Collected data entries
----------------

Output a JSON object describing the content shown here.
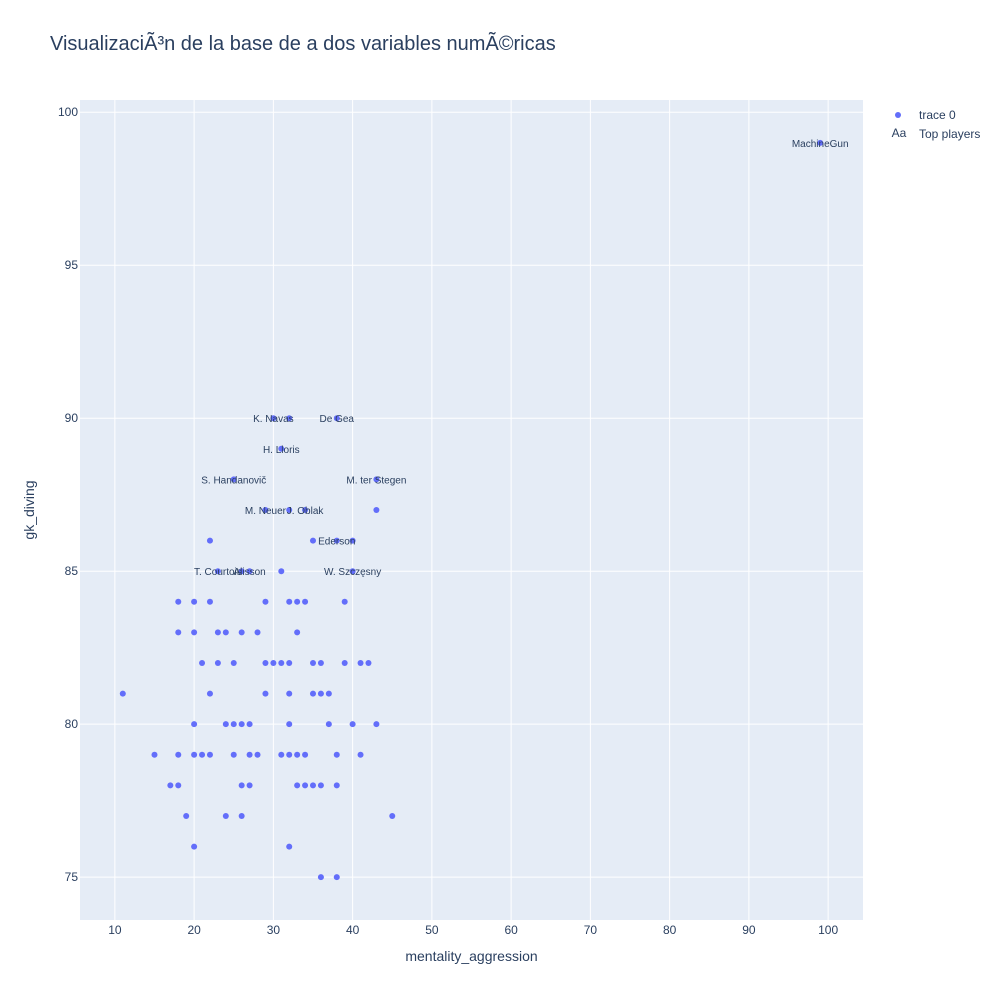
{
  "chart_data": {
    "type": "scatter",
    "title": "VisualizaciÃ³n de la base de a dos variables numÃ©ricas",
    "xlabel": "mentality_aggression",
    "ylabel": "gk_diving",
    "xlim": [
      5.6,
      104.4
    ],
    "ylim": [
      73.6,
      100.4
    ],
    "xticks": [
      10,
      20,
      30,
      40,
      50,
      60,
      70,
      80,
      90,
      100
    ],
    "yticks": [
      75,
      80,
      85,
      90,
      95,
      100
    ],
    "grid": true,
    "legend_position": "top-right",
    "legend": [
      {
        "name": "trace 0",
        "symbol": "marker"
      },
      {
        "name": "Top players",
        "symbol": "Aa"
      }
    ],
    "colors": {
      "marker": "#636efa",
      "plot_bg": "#e5ecf6",
      "grid": "#ffffff",
      "text": "#2a3f5f"
    },
    "series": [
      {
        "name": "trace 0",
        "points": [
          {
            "x": 99,
            "y": 99
          },
          {
            "x": 30,
            "y": 90
          },
          {
            "x": 32,
            "y": 90
          },
          {
            "x": 38,
            "y": 90
          },
          {
            "x": 31,
            "y": 89
          },
          {
            "x": 25,
            "y": 88
          },
          {
            "x": 43,
            "y": 88
          },
          {
            "x": 29,
            "y": 87
          },
          {
            "x": 32,
            "y": 87
          },
          {
            "x": 34,
            "y": 87
          },
          {
            "x": 43,
            "y": 87
          },
          {
            "x": 22,
            "y": 86
          },
          {
            "x": 35,
            "y": 86
          },
          {
            "x": 38,
            "y": 86
          },
          {
            "x": 40,
            "y": 86
          },
          {
            "x": 23,
            "y": 85
          },
          {
            "x": 26,
            "y": 85
          },
          {
            "x": 27,
            "y": 85
          },
          {
            "x": 31,
            "y": 85
          },
          {
            "x": 40,
            "y": 85
          },
          {
            "x": 18,
            "y": 84
          },
          {
            "x": 20,
            "y": 84
          },
          {
            "x": 22,
            "y": 84
          },
          {
            "x": 29,
            "y": 84
          },
          {
            "x": 32,
            "y": 84
          },
          {
            "x": 33,
            "y": 84
          },
          {
            "x": 34,
            "y": 84
          },
          {
            "x": 39,
            "y": 84
          },
          {
            "x": 18,
            "y": 83
          },
          {
            "x": 20,
            "y": 83
          },
          {
            "x": 23,
            "y": 83
          },
          {
            "x": 24,
            "y": 83
          },
          {
            "x": 26,
            "y": 83
          },
          {
            "x": 28,
            "y": 83
          },
          {
            "x": 33,
            "y": 83
          },
          {
            "x": 21,
            "y": 82
          },
          {
            "x": 23,
            "y": 82
          },
          {
            "x": 25,
            "y": 82
          },
          {
            "x": 29,
            "y": 82
          },
          {
            "x": 30,
            "y": 82
          },
          {
            "x": 31,
            "y": 82
          },
          {
            "x": 32,
            "y": 82
          },
          {
            "x": 35,
            "y": 82
          },
          {
            "x": 36,
            "y": 82
          },
          {
            "x": 39,
            "y": 82
          },
          {
            "x": 41,
            "y": 82
          },
          {
            "x": 42,
            "y": 82
          },
          {
            "x": 11,
            "y": 81
          },
          {
            "x": 22,
            "y": 81
          },
          {
            "x": 29,
            "y": 81
          },
          {
            "x": 32,
            "y": 81
          },
          {
            "x": 35,
            "y": 81
          },
          {
            "x": 36,
            "y": 81
          },
          {
            "x": 37,
            "y": 81
          },
          {
            "x": 20,
            "y": 80
          },
          {
            "x": 24,
            "y": 80
          },
          {
            "x": 25,
            "y": 80
          },
          {
            "x": 26,
            "y": 80
          },
          {
            "x": 27,
            "y": 80
          },
          {
            "x": 32,
            "y": 80
          },
          {
            "x": 37,
            "y": 80
          },
          {
            "x": 40,
            "y": 80
          },
          {
            "x": 43,
            "y": 80
          },
          {
            "x": 15,
            "y": 79
          },
          {
            "x": 18,
            "y": 79
          },
          {
            "x": 20,
            "y": 79
          },
          {
            "x": 21,
            "y": 79
          },
          {
            "x": 22,
            "y": 79
          },
          {
            "x": 25,
            "y": 79
          },
          {
            "x": 27,
            "y": 79
          },
          {
            "x": 28,
            "y": 79
          },
          {
            "x": 31,
            "y": 79
          },
          {
            "x": 32,
            "y": 79
          },
          {
            "x": 33,
            "y": 79
          },
          {
            "x": 34,
            "y": 79
          },
          {
            "x": 38,
            "y": 79
          },
          {
            "x": 41,
            "y": 79
          },
          {
            "x": 17,
            "y": 78
          },
          {
            "x": 18,
            "y": 78
          },
          {
            "x": 26,
            "y": 78
          },
          {
            "x": 27,
            "y": 78
          },
          {
            "x": 33,
            "y": 78
          },
          {
            "x": 34,
            "y": 78
          },
          {
            "x": 35,
            "y": 78
          },
          {
            "x": 36,
            "y": 78
          },
          {
            "x": 38,
            "y": 78
          },
          {
            "x": 19,
            "y": 77
          },
          {
            "x": 24,
            "y": 77
          },
          {
            "x": 26,
            "y": 77
          },
          {
            "x": 45,
            "y": 77
          },
          {
            "x": 20,
            "y": 76
          },
          {
            "x": 32,
            "y": 76
          },
          {
            "x": 36,
            "y": 75
          },
          {
            "x": 38,
            "y": 75
          }
        ]
      }
    ],
    "annotations": [
      {
        "text": "MachineGun",
        "x": 99,
        "y": 99
      },
      {
        "text": "K. Navas",
        "x": 30,
        "y": 90
      },
      {
        "text": "De Gea",
        "x": 38,
        "y": 90
      },
      {
        "text": "H. Lloris",
        "x": 31,
        "y": 89
      },
      {
        "text": "S. Handanovič",
        "x": 25,
        "y": 88
      },
      {
        "text": "M. ter Stegen",
        "x": 43,
        "y": 88
      },
      {
        "text": "M. Neuer",
        "x": 29,
        "y": 87
      },
      {
        "text": "J. Oblak",
        "x": 34,
        "y": 87
      },
      {
        "text": "Ederson",
        "x": 38,
        "y": 86
      },
      {
        "text": "T. Courtois",
        "x": 23,
        "y": 85
      },
      {
        "text": "Alisson",
        "x": 27,
        "y": 85
      },
      {
        "text": "W. Szczęsny",
        "x": 40,
        "y": 85
      }
    ]
  }
}
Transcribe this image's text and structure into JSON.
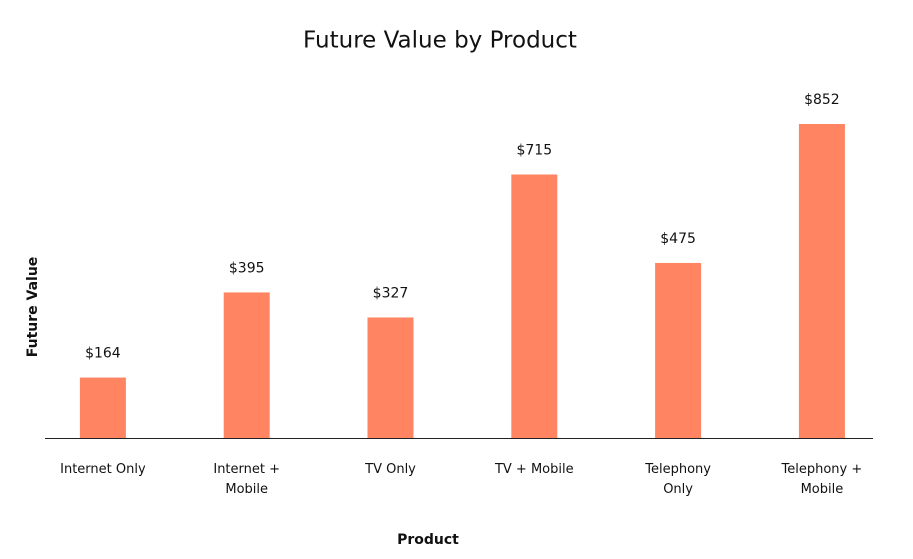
{
  "chart_data": {
    "type": "bar",
    "title": "Future Value by Product",
    "x_label": "Product",
    "y_label": "Future Value",
    "categories": [
      "Internet Only",
      "Internet +\nMobile",
      "TV Only",
      "TV + Mobile",
      "Telephony\nOnly",
      "Telephony +\nMobile"
    ],
    "values": [
      164,
      395,
      327,
      715,
      475,
      852
    ],
    "value_labels": [
      "$164",
      "$395",
      "$327",
      "$715",
      "$475",
      "$852"
    ],
    "color": "#ff8562"
  }
}
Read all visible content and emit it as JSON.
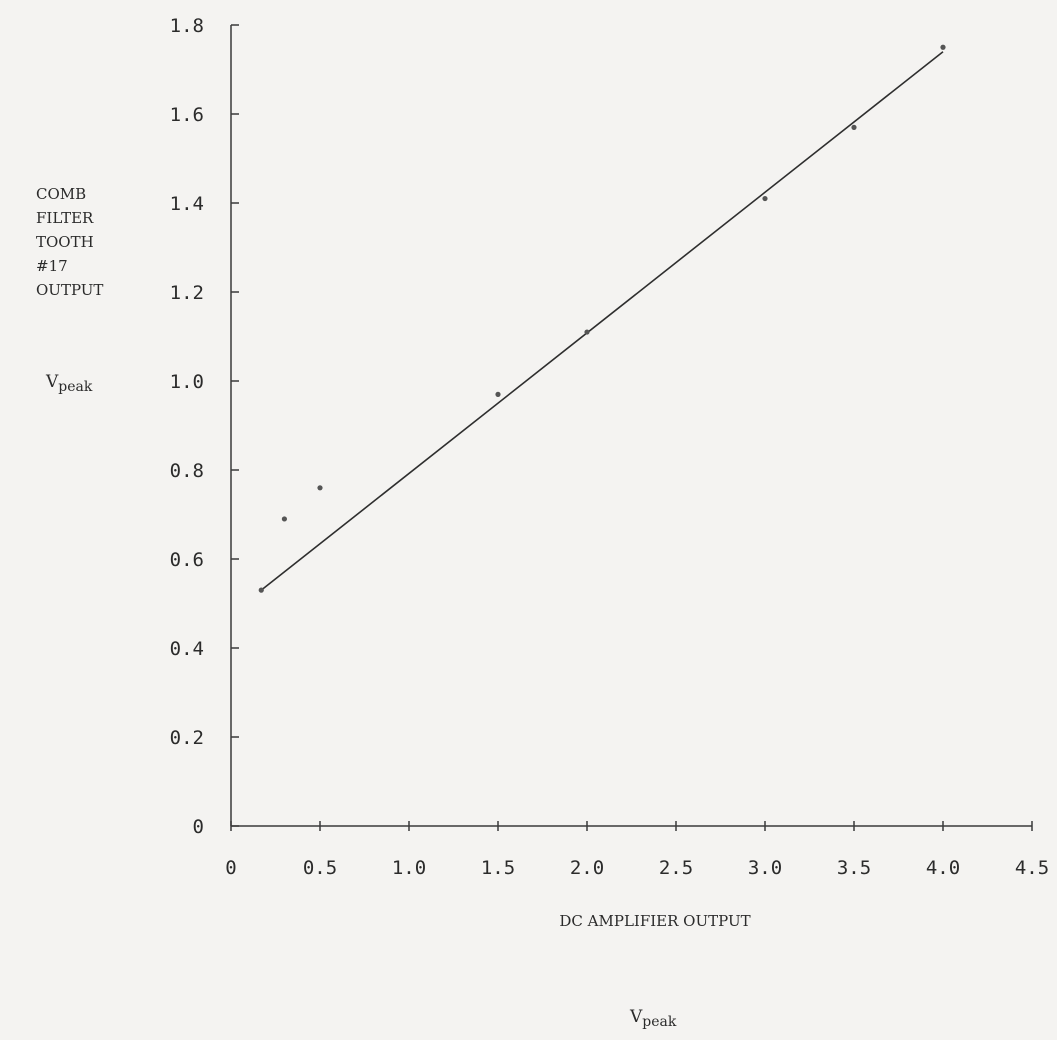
{
  "chart_data": {
    "type": "scatter",
    "title": "",
    "ylabel_lines": [
      "COMB",
      "FILTER",
      "TOOTH",
      "#17",
      "OUTPUT"
    ],
    "ylabel_unit": {
      "base": "V",
      "sub": "peak"
    },
    "xlabel": "DC AMPLIFIER OUTPUT",
    "xlabel_unit": {
      "base": "V",
      "sub": "peak"
    },
    "xlim": [
      0,
      4.5
    ],
    "ylim": [
      0,
      1.8
    ],
    "x_ticks": [
      0,
      0.5,
      1.0,
      1.5,
      2.0,
      2.5,
      3.0,
      3.5,
      4.0,
      4.5
    ],
    "x_tick_labels": [
      "0",
      "0.5",
      "1.0",
      "1.5",
      "2.0",
      "2.5",
      "3.0",
      "3.5",
      "4.0",
      "4.5"
    ],
    "y_ticks": [
      0,
      0.2,
      0.4,
      0.6,
      0.8,
      1.0,
      1.2,
      1.4,
      1.6,
      1.8
    ],
    "y_tick_labels": [
      "0",
      "0.2",
      "0.4",
      "0.6",
      "0.8",
      "1.0",
      "1.2",
      "1.4",
      "1.6",
      "1.8"
    ],
    "grid": false,
    "series": [
      {
        "points": [
          {
            "x": 0.17,
            "y": 0.53
          },
          {
            "x": 0.3,
            "y": 0.69
          },
          {
            "x": 0.5,
            "y": 0.76
          },
          {
            "x": 1.5,
            "y": 0.97
          },
          {
            "x": 2.0,
            "y": 1.11
          },
          {
            "x": 3.0,
            "y": 1.41
          },
          {
            "x": 3.5,
            "y": 1.57
          },
          {
            "x": 4.0,
            "y": 1.75
          }
        ]
      }
    ],
    "fit_line": {
      "from": {
        "x": 0.17,
        "y": 0.53
      },
      "to": {
        "x": 4.0,
        "y": 1.74
      }
    }
  }
}
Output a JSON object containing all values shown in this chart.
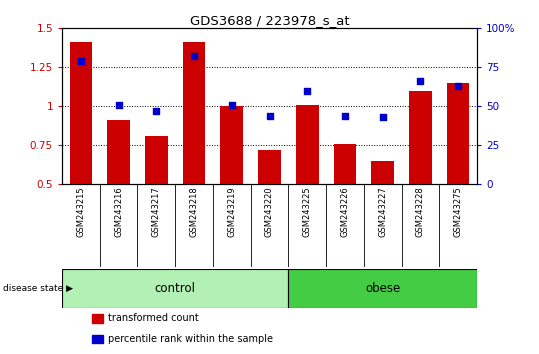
{
  "title": "GDS3688 / 223978_s_at",
  "samples": [
    "GSM243215",
    "GSM243216",
    "GSM243217",
    "GSM243218",
    "GSM243219",
    "GSM243220",
    "GSM243225",
    "GSM243226",
    "GSM243227",
    "GSM243228",
    "GSM243275"
  ],
  "transformed_count": [
    1.41,
    0.91,
    0.81,
    1.41,
    1.0,
    0.72,
    1.01,
    0.76,
    0.65,
    1.1,
    1.15
  ],
  "percentile_rank_pct": [
    79,
    51,
    47,
    82,
    51,
    44,
    60,
    44,
    43,
    66,
    63
  ],
  "bar_color": "#cc0000",
  "dot_color": "#0000cc",
  "ylim_left": [
    0.5,
    1.5
  ],
  "ylim_right": [
    0,
    100
  ],
  "yticks_left": [
    0.5,
    0.75,
    1.0,
    1.25,
    1.5
  ],
  "yticks_right": [
    0,
    25,
    50,
    75,
    100
  ],
  "ytick_labels_left": [
    "0.5",
    "0.75",
    "1",
    "1.25",
    "1.5"
  ],
  "ytick_labels_right": [
    "0",
    "25",
    "50",
    "75",
    "100%"
  ],
  "groups": [
    {
      "label": "control",
      "start": 0,
      "end": 5,
      "color": "#b3f0b3"
    },
    {
      "label": "obese",
      "start": 6,
      "end": 10,
      "color": "#44cc44"
    }
  ],
  "group_label_prefix": "disease state",
  "legend": [
    {
      "label": "transformed count",
      "color": "#cc0000"
    },
    {
      "label": "percentile rank within the sample",
      "color": "#0000cc"
    }
  ],
  "bar_bottom": 0.5,
  "bar_width": 0.6,
  "grid_linestyle": ":",
  "grid_color": "#000000",
  "tick_label_area_color": "#c8c8c8",
  "dotsize": 22,
  "fig_width": 5.39,
  "fig_height": 3.54,
  "dpi": 100
}
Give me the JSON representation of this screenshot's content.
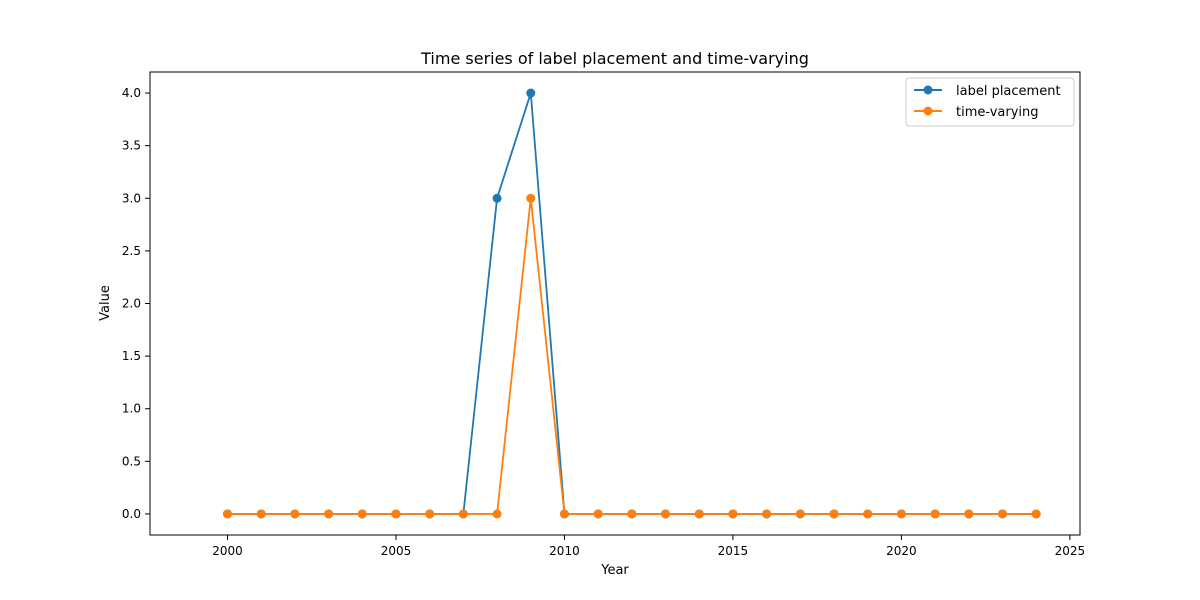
{
  "chart_data": {
    "type": "line",
    "title": "Time series of label placement and time-varying",
    "xlabel": "Year",
    "ylabel": "Value",
    "x": [
      2000,
      2001,
      2002,
      2003,
      2004,
      2005,
      2006,
      2007,
      2008,
      2009,
      2010,
      2011,
      2012,
      2013,
      2014,
      2015,
      2016,
      2017,
      2018,
      2019,
      2020,
      2021,
      2022,
      2023,
      2024
    ],
    "xlim": [
      1997.7,
      2025.3
    ],
    "ylim": [
      -0.2,
      4.2
    ],
    "x_ticks": [
      2000,
      2005,
      2010,
      2015,
      2020,
      2025
    ],
    "x_tick_labels": [
      "2000",
      "2005",
      "2010",
      "2015",
      "2020",
      "2025"
    ],
    "y_ticks": [
      0,
      0.5,
      1,
      1.5,
      2,
      2.5,
      3,
      3.5,
      4
    ],
    "y_tick_labels": [
      "0.0",
      "0.5",
      "1.0",
      "1.5",
      "2.0",
      "2.5",
      "3.0",
      "3.5",
      "4.0"
    ],
    "grid": false,
    "legend_position": "top-right",
    "series": [
      {
        "name": "label placement",
        "color": "#1f77b4",
        "values": [
          0,
          0,
          0,
          0,
          0,
          0,
          0,
          0,
          3,
          4,
          0,
          0,
          0,
          0,
          0,
          0,
          0,
          0,
          0,
          0,
          0,
          0,
          0,
          0,
          0
        ]
      },
      {
        "name": "time-varying",
        "color": "#ff7f0e",
        "values": [
          0,
          0,
          0,
          0,
          0,
          0,
          0,
          0,
          0,
          3,
          0,
          0,
          0,
          0,
          0,
          0,
          0,
          0,
          0,
          0,
          0,
          0,
          0,
          0,
          0
        ]
      }
    ]
  }
}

----------------

Task: Using the listing above, list every line in which the string "title" occurs.

Worked answer:
    "title": "VisualizaciÃ³n de la base de a dos variables numÃ©ricas",
    "title": "Future Value by Product",
    "title": "",
  "title": "GDS3688 / 223978_s_at",
    "title": "Time series of label placement and time-varying",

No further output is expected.